▸ Your task: Where does the string "Overview" appear? Copy every line of the entries below that holds it.

▸ Figure record listings:
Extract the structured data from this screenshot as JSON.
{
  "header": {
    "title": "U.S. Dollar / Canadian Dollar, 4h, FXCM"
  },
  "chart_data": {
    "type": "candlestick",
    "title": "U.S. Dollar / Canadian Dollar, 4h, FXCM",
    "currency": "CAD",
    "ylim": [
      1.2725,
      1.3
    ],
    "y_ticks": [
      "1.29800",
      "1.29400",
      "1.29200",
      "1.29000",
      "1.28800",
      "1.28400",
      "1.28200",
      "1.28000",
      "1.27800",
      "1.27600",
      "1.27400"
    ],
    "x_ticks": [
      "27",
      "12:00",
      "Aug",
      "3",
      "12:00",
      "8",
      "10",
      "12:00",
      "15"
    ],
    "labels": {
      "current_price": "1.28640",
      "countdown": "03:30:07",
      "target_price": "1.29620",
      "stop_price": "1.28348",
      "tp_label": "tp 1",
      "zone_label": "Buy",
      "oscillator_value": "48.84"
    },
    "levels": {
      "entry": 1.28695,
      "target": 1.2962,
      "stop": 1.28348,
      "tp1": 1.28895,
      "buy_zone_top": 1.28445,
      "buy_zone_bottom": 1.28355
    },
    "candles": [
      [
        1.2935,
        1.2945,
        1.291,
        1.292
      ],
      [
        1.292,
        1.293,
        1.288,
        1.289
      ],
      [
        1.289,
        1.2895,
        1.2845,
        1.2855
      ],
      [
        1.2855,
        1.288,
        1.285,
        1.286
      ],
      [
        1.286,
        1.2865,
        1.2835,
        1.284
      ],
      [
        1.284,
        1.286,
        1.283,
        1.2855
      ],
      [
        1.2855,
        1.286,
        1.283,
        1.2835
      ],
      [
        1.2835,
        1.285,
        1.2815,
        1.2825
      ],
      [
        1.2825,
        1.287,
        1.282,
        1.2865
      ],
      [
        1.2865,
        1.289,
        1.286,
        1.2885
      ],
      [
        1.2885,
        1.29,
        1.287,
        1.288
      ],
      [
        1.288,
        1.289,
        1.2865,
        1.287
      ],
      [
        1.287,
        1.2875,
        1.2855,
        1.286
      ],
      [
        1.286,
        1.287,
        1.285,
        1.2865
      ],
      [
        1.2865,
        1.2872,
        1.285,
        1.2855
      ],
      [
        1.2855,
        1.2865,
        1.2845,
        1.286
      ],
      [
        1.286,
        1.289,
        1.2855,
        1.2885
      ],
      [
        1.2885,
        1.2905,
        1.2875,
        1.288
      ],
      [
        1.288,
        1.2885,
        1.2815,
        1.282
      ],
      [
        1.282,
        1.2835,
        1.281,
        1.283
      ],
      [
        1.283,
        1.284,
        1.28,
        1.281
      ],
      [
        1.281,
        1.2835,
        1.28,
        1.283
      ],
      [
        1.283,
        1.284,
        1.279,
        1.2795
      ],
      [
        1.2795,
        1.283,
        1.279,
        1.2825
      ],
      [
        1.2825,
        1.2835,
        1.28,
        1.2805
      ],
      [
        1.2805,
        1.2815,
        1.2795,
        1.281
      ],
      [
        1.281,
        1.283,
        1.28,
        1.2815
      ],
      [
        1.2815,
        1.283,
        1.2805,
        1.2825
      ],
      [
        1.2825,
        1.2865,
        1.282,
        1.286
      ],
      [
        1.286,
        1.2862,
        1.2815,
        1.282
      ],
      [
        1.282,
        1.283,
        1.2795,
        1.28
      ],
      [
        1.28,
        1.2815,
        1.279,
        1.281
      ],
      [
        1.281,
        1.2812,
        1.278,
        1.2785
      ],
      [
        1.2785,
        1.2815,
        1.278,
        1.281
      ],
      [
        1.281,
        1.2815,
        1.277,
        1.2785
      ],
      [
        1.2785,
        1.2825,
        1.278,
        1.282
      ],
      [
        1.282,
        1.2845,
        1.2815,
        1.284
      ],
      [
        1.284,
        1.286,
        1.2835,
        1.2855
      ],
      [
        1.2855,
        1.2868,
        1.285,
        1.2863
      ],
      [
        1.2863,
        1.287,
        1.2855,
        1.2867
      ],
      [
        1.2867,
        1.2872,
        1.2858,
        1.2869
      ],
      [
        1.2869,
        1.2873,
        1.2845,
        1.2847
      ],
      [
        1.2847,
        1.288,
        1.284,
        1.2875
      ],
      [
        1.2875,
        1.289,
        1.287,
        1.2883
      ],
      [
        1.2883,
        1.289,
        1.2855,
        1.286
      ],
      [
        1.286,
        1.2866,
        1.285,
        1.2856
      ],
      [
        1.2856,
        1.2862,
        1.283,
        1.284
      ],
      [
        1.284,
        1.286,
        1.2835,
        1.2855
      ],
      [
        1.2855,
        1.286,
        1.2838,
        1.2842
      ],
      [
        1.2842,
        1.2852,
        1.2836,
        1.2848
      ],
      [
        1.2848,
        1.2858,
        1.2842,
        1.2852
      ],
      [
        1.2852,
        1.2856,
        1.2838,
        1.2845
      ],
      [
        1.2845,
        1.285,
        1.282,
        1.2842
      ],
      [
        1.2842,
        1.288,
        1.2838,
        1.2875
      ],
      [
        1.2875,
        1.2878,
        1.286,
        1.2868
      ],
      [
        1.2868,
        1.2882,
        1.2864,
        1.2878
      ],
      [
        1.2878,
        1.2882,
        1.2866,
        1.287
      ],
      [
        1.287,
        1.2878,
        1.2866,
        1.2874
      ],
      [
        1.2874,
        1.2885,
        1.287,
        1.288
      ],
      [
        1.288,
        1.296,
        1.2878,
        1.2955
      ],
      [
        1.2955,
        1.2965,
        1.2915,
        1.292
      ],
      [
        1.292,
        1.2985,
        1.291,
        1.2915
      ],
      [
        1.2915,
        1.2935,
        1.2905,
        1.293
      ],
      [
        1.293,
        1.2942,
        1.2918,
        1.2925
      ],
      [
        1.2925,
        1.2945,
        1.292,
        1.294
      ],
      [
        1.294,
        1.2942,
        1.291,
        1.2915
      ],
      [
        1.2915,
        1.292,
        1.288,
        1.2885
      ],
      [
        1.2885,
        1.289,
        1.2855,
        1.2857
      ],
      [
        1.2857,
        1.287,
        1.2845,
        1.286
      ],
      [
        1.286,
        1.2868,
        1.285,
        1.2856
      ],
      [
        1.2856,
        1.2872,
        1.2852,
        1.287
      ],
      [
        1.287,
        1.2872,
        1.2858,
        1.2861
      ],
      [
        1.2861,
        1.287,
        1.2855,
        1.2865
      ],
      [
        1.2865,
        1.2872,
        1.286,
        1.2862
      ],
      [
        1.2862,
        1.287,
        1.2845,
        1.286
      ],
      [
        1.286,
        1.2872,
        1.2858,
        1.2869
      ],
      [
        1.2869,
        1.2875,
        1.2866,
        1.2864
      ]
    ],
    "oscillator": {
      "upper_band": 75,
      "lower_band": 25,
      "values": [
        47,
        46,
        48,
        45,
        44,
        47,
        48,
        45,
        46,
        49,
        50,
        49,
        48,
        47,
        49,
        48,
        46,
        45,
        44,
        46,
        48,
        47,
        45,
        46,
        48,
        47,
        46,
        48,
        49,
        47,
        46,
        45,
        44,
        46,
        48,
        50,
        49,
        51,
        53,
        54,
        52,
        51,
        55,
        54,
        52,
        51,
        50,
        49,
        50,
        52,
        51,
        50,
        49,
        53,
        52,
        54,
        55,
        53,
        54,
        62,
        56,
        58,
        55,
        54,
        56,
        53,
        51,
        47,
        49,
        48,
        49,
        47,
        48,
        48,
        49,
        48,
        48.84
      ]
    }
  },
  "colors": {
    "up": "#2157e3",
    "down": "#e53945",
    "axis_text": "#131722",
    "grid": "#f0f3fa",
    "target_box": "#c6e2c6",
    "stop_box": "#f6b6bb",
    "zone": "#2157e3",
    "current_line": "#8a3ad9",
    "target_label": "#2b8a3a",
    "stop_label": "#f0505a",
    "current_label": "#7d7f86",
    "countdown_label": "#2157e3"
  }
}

* * *

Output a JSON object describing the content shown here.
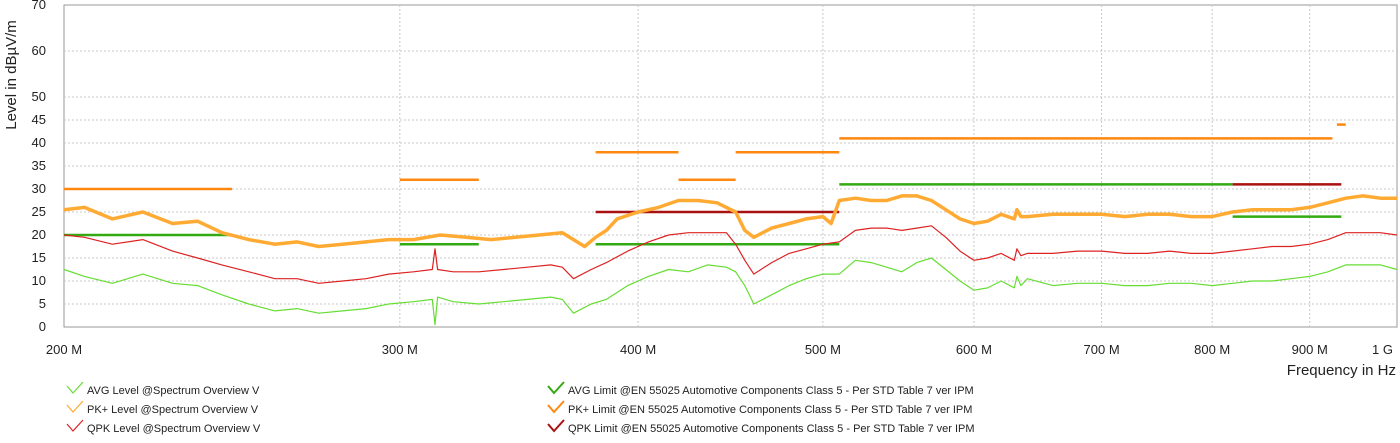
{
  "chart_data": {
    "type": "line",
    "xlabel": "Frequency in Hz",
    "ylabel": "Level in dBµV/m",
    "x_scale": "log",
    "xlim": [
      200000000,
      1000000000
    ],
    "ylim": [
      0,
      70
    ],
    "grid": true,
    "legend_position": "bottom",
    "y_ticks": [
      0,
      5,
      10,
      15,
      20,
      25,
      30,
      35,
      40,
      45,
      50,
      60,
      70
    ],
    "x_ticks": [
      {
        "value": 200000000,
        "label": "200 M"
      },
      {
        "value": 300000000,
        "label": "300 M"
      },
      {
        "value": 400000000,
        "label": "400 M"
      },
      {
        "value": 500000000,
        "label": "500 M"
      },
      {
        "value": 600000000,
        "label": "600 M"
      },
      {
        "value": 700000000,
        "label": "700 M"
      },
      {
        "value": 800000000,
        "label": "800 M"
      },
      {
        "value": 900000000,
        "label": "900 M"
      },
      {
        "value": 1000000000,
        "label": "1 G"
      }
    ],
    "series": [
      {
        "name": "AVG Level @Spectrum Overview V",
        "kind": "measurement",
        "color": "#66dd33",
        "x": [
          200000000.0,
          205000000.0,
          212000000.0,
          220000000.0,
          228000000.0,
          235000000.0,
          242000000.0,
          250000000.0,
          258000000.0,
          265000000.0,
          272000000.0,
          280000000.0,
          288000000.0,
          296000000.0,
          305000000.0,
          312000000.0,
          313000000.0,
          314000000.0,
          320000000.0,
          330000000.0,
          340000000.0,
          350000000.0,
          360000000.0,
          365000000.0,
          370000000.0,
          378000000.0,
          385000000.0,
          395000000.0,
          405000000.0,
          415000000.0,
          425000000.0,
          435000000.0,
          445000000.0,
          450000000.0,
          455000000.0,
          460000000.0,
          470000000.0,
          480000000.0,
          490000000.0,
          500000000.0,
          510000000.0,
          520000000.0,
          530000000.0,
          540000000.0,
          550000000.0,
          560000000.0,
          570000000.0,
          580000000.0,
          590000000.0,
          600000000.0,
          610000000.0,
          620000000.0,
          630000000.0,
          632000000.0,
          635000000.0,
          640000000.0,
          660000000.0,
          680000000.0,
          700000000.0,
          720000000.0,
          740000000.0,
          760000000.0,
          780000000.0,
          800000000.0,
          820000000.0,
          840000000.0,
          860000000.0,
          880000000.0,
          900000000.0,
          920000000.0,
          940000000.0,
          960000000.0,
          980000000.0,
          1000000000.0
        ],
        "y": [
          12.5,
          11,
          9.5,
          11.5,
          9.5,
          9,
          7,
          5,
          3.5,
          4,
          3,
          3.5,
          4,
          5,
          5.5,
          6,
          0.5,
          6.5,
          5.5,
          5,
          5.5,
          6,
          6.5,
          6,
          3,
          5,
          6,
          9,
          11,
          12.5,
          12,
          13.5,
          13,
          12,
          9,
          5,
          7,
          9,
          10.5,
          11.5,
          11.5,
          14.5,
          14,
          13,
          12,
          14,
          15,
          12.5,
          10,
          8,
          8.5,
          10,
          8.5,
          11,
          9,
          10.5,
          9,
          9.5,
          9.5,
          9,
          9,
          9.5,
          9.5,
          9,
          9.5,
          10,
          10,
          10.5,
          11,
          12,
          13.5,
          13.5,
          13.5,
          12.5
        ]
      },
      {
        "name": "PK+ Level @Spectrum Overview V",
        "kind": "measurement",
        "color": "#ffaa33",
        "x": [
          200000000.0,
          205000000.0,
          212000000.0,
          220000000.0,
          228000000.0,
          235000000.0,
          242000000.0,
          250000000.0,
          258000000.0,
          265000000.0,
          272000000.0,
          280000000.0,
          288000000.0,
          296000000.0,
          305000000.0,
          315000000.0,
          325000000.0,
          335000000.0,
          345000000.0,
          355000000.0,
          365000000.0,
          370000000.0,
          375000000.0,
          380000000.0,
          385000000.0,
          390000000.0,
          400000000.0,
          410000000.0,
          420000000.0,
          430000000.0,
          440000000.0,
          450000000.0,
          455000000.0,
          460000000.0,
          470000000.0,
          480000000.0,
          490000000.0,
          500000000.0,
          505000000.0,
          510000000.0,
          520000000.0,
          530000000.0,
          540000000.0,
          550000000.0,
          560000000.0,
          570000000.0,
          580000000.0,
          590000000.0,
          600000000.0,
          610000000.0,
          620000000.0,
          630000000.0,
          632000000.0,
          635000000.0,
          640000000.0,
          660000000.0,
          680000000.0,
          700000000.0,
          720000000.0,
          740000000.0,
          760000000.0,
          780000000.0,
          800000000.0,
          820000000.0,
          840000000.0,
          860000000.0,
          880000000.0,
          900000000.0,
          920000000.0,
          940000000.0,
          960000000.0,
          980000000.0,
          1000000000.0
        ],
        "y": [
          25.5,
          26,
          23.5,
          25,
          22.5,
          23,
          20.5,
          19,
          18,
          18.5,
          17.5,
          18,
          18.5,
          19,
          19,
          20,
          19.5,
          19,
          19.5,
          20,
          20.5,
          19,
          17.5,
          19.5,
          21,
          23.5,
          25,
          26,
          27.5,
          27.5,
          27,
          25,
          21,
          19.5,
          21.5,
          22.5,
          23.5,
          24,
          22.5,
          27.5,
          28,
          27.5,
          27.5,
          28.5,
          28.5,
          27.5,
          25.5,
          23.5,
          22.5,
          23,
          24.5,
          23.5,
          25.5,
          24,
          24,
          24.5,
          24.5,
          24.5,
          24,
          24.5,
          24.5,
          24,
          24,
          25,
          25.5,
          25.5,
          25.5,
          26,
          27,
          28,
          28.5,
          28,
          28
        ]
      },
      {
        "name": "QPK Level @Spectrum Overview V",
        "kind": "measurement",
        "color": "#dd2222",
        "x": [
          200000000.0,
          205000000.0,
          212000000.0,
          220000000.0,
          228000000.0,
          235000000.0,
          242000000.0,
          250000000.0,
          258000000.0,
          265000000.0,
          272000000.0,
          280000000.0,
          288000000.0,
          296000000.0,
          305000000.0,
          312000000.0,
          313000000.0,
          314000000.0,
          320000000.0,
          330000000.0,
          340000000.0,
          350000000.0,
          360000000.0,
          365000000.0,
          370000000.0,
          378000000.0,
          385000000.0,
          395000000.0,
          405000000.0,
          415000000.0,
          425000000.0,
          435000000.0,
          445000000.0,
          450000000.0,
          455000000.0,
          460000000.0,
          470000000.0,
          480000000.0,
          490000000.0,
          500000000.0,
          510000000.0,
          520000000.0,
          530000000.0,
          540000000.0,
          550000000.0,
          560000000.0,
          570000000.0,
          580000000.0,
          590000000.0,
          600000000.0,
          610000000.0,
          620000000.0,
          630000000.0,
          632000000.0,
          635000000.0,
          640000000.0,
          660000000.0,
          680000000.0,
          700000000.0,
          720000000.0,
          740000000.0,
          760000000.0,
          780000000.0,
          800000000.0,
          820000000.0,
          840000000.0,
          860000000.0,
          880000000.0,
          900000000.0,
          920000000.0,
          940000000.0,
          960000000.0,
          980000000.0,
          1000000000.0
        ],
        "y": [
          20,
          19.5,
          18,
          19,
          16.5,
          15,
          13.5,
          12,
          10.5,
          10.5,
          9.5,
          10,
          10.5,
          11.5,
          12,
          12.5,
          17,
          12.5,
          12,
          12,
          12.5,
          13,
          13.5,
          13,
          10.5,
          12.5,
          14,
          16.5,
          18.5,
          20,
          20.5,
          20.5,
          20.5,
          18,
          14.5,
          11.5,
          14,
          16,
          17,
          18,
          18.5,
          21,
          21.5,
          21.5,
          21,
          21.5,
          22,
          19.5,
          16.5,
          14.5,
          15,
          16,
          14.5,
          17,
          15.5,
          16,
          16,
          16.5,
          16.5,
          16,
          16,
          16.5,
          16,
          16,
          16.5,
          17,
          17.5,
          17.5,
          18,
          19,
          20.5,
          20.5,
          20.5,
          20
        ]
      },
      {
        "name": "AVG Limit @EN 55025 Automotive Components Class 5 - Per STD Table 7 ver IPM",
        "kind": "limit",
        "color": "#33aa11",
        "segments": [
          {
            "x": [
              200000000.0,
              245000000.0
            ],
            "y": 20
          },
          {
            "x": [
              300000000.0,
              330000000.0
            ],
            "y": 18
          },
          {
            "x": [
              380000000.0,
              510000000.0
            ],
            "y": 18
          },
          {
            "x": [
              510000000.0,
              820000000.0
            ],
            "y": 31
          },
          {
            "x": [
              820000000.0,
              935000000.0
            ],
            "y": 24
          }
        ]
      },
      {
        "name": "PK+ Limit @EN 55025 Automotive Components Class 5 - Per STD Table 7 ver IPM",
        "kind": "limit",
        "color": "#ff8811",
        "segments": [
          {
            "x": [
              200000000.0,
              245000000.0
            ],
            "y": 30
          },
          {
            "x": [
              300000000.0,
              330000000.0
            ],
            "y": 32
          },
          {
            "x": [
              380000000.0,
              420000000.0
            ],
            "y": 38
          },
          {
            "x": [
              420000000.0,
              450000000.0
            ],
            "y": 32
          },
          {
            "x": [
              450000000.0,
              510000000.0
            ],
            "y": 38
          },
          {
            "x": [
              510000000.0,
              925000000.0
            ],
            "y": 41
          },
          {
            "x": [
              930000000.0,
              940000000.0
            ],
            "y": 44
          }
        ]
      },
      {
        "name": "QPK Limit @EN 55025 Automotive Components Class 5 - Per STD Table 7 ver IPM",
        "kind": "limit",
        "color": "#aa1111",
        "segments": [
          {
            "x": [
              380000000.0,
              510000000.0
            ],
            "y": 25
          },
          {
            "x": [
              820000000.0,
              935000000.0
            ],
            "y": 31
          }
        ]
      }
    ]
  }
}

---

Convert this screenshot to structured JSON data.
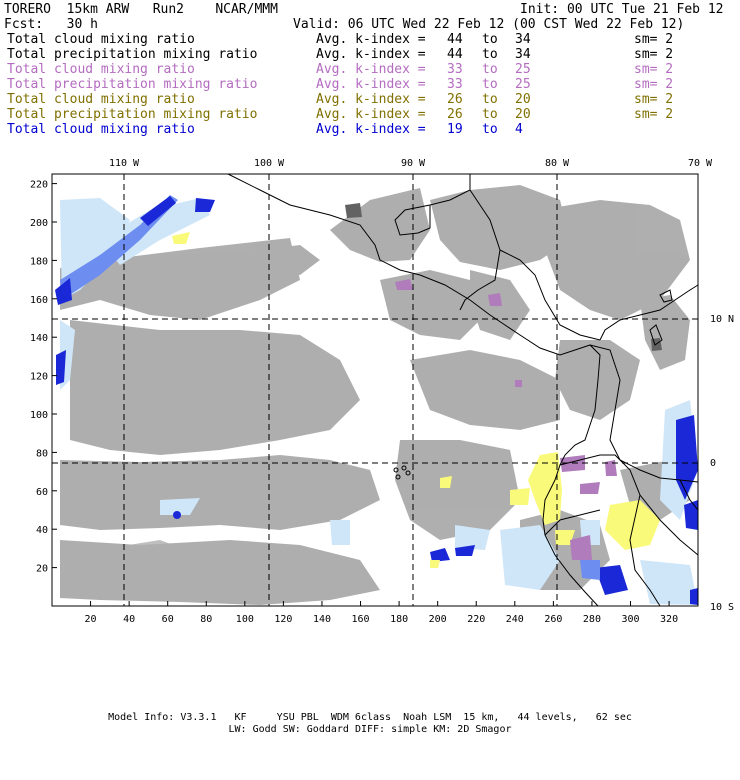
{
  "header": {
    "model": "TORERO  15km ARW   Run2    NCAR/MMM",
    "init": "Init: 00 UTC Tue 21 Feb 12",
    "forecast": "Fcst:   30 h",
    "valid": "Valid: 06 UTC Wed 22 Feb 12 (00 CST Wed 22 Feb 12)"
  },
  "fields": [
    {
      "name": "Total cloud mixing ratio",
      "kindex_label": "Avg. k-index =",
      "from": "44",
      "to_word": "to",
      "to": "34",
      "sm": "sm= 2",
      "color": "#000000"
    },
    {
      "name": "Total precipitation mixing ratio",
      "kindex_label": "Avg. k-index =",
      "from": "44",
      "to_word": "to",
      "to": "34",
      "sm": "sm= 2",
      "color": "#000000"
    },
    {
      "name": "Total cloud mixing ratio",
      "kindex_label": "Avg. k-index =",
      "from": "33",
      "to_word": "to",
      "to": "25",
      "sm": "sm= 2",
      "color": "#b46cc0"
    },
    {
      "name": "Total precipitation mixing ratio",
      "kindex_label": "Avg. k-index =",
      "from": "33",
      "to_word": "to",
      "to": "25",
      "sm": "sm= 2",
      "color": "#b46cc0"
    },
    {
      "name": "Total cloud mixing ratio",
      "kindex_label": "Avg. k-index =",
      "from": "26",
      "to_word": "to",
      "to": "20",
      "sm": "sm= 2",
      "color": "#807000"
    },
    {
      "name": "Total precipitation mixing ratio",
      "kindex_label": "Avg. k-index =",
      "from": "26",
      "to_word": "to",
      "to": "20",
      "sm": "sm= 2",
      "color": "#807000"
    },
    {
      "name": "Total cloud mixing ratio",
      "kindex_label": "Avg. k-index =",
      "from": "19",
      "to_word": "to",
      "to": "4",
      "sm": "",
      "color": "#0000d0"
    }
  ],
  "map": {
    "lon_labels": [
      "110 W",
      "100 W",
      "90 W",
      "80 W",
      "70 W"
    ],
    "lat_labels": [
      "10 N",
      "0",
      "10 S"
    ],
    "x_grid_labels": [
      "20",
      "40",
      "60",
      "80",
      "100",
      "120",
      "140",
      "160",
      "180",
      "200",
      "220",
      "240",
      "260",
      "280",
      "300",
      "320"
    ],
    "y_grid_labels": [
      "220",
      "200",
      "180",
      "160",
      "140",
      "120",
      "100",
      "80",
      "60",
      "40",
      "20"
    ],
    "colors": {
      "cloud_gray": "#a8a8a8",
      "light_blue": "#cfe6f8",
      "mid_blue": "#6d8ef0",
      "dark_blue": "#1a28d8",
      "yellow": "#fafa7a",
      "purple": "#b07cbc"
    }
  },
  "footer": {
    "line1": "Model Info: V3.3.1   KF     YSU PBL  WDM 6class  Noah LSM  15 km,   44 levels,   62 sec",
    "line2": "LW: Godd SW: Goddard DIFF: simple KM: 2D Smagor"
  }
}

▸ Solved problem:
        "name": "AVG Level @Spectrum Overview V",
        "name": "PK+ Level @Spectrum Overview V",
        "name": "QPK Level @Spectrum Overview V",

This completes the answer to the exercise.